CHALLENGE —
Return every record below exactly as written, but leave out the pictures.

* Start SUPPLIED DATA *

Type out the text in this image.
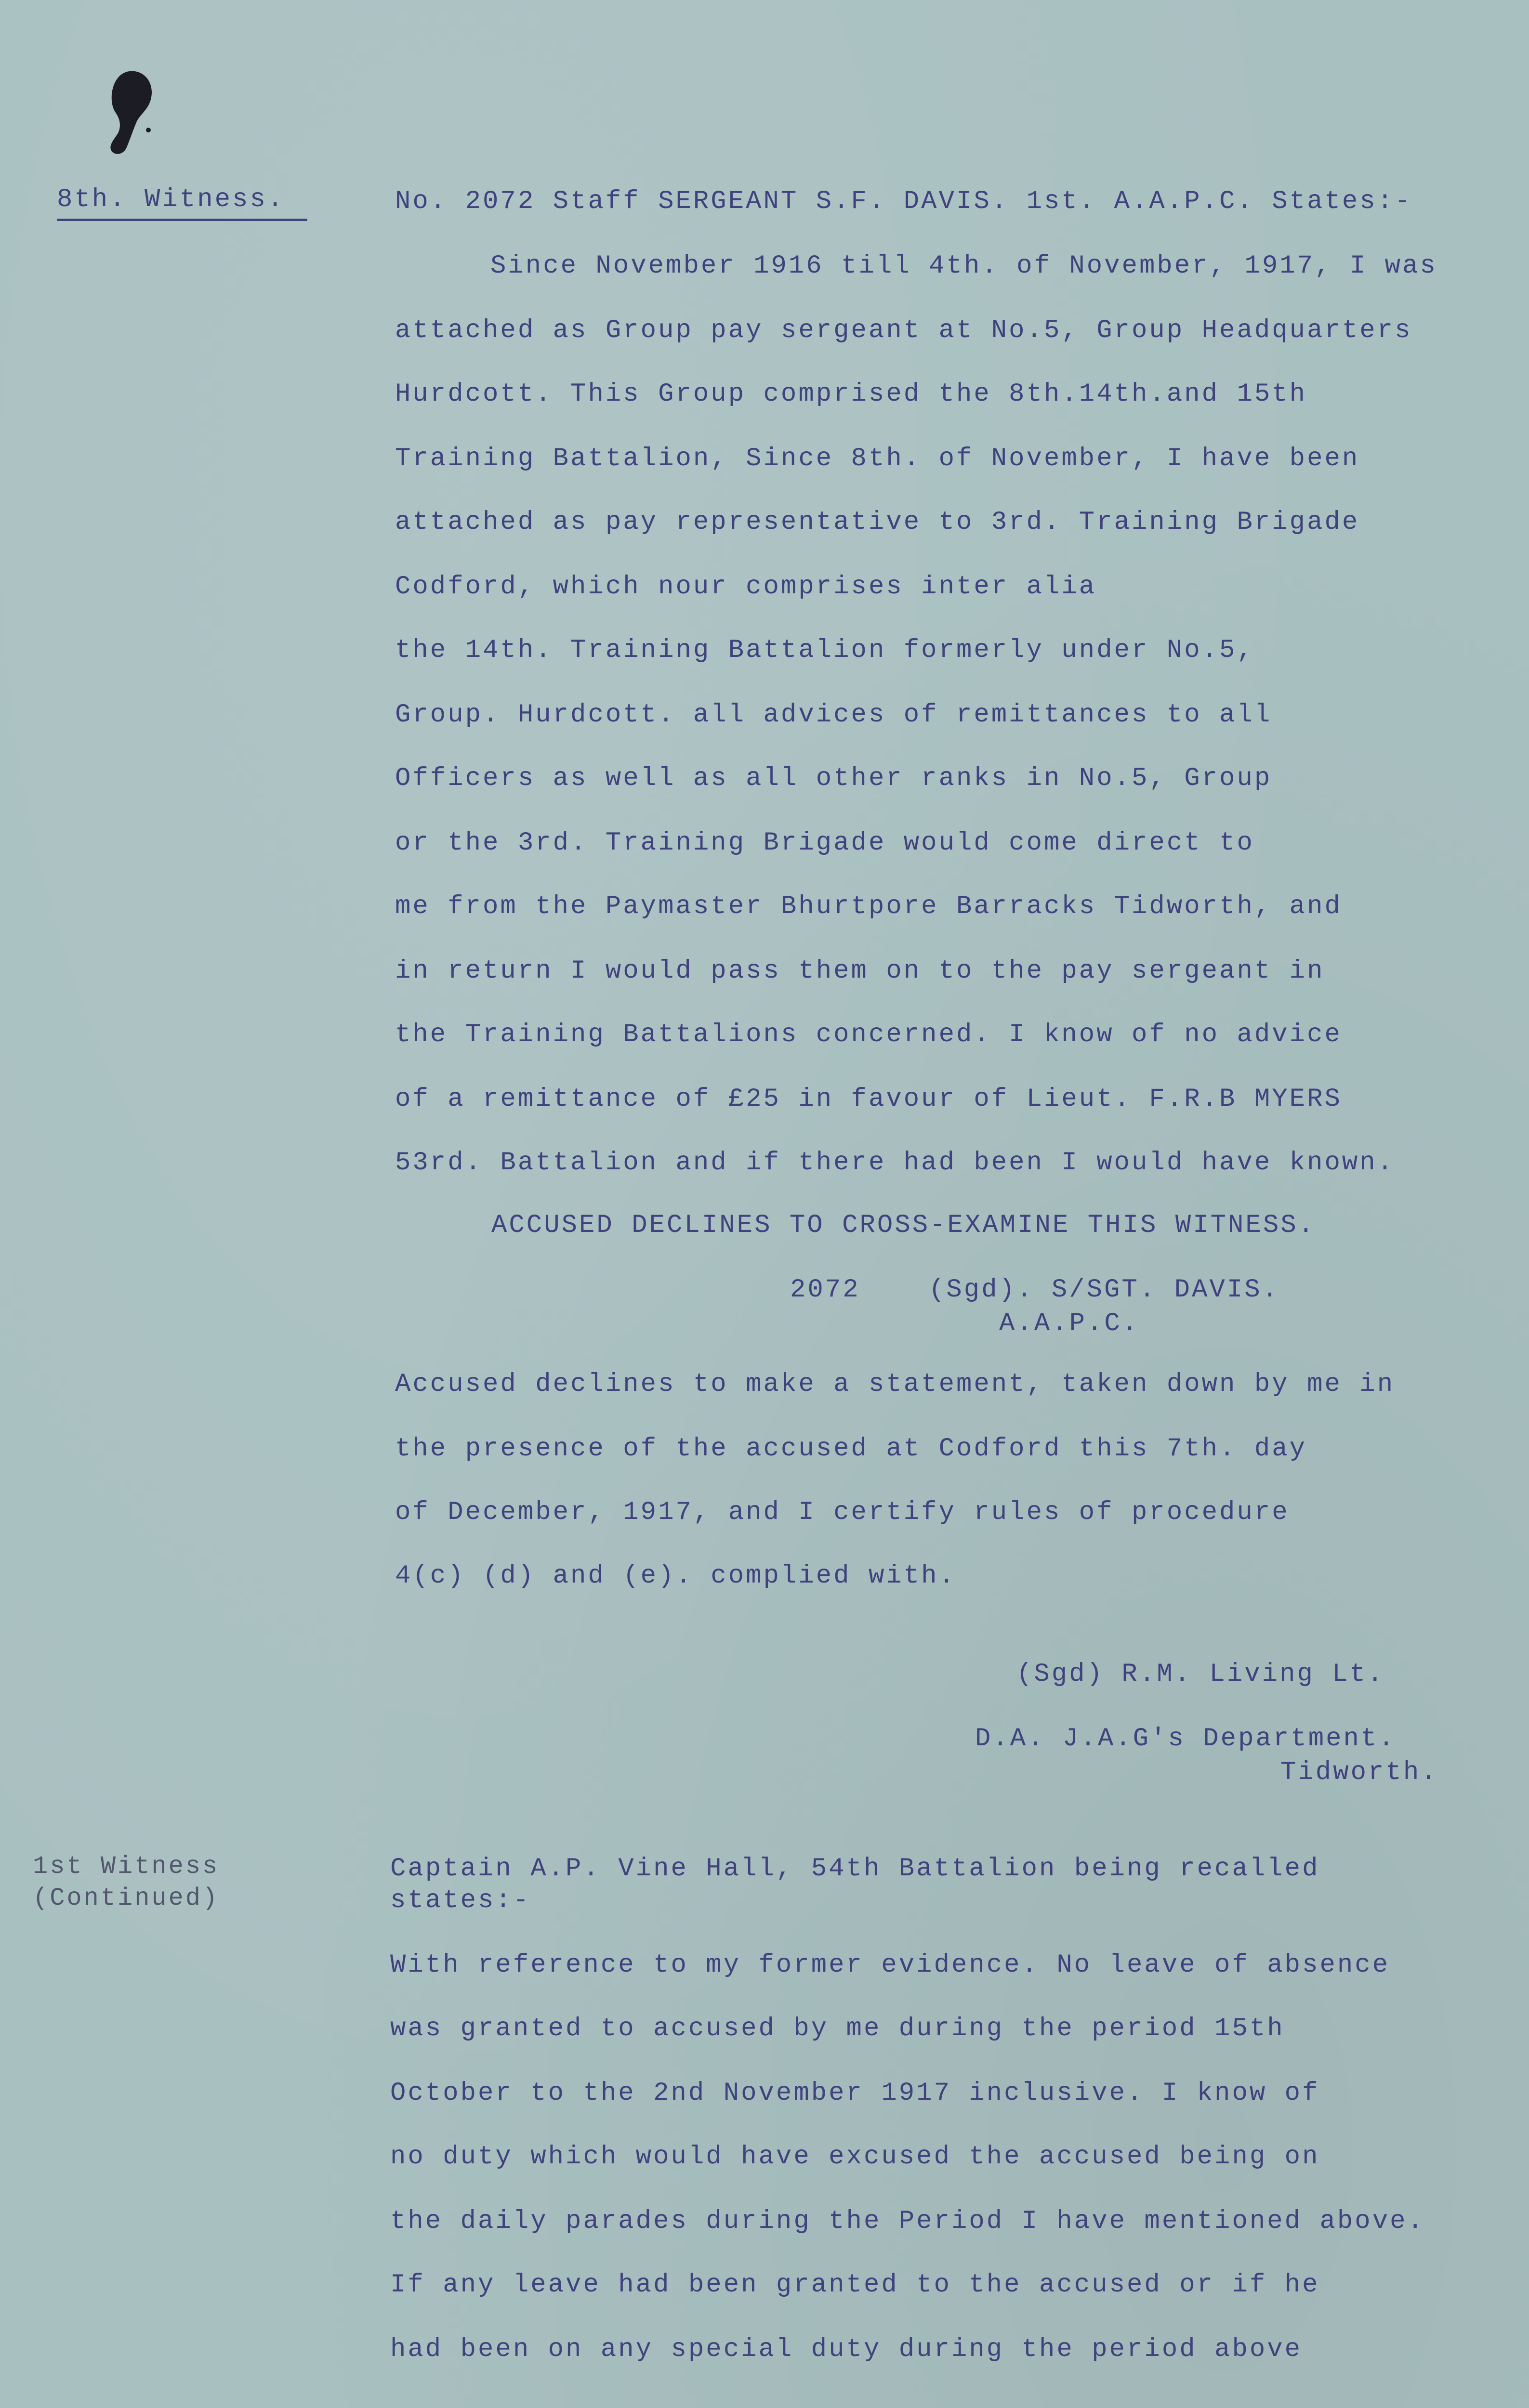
8th. Witness.	No. 2072 Staff SERGEANT S.F. DAVIS. 1st. A.A.P.C. States:-
Since November 1916 till 4th. of November, 1917, I was
attached as Group pay sergeant at No.5, Group Headquarters
Hurdcott. This Group comprised the 8th.14th.and 15th
Training Battalion, Since 8th. of November, I have been
attached as pay representative to 3rd. Training Brigade
Codford, which nour comprises inter alia
the 14th. Training Battalion formerly under No.5,
Group. Hurdcott. all advices of remittances to all
Officers as well as all other ranks in No.5, Group
or the 3rd. Training Brigade would come direct to
me from the Paymaster Bhurtpore Barracks Tidworth, and
in return I would pass them on to the pay sergeant in
the Training Battalions concerned. I know of no advice
of a remittance of £25 in favour of Lieut. F.R.B MYERS
53rd. Battalion and if there had been I would have known.
ACCUSED DECLINES TO CROSS-EXAMINE THIS WITNESS.
2072	(Sgd). S/SGT. DAVIS.
A.A.P.C.
Accused declines to make a statement, taken down by me in
the presence of the accused at Codford this 7th. day
of December, 1917, and I certify rules of procedure
4(c) (d) and (e). complied with.
(Sgd) R.M. Living Lt.
D.A. J.A.G's Department.
Tidworth.
1st Witness
(Continued)
Captain A.P. Vine Hall, 54th Battalion being recalled
states:-
With reference to my former evidence. No leave of absence
was granted to accused by me during the period 15th
October to the 2nd November 1917 inclusive. I know of
no duty which would have excused the accused being on
the daily parades during the Period I have mentioned above.
If any leave had been granted to the accused or if he
had been on any special duty during the period above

* End SUPPLIED DATA *

ANSWER TO THIS EXERCISE —
Type out the text in this image.
8th. Witness.	No. 2072 Staff SERGEANT S.F. DAVIS. 1st. A.A.P.C. States:-
Since November 1916 till 4th. of November, 1917, I was
attached as Group pay sergeant at No.5, Group Headquarters
Hurdcott. This Group comprised the 8th.14th.and 15th
Training Battalion, Since 8th. of November, I have been
attached as pay representative to 3rd. Training Brigade
Codford, which nour comprises inter alia
the 14th. Training Battalion formerly under No.5,
Group. Hurdcott. all advices of remittances to all
Officers as well as all other ranks in No.5, Group
or the 3rd. Training Brigade would come direct to
me from the Paymaster Bhurtpore Barracks Tidworth, and
in return I would pass them on to the pay sergeant in
the Training Battalions concerned. I know of no advice
of a remittance of £25 in favour of Lieut. F.R.B MYERS
53rd. Battalion and if there had been I would have known.
ACCUSED DECLINES TO CROSS-EXAMINE THIS WITNESS.
2072	(Sgd). S/SGT. DAVIS.
A.A.P.C.
Accused declines to make a statement, taken down by me in
the presence of the accused at Codford this 7th. day
of December, 1917, and I certify rules of procedure
4(c) (d) and (e). complied with.
(Sgd) R.M. Living Lt.
D.A. J.A.G's Department.
Tidworth.
1st Witness
(Continued)
Captain A.P. Vine Hall, 54th Battalion being recalled
states:-
With reference to my former evidence. No leave of absence
was granted to accused by me during the period 15th
October to the 2nd November 1917 inclusive. I know of
no duty which would have excused the accused being on
the daily parades during the Period I have mentioned above.
If any leave had been granted to the accused or if he
had been on any special duty during the period above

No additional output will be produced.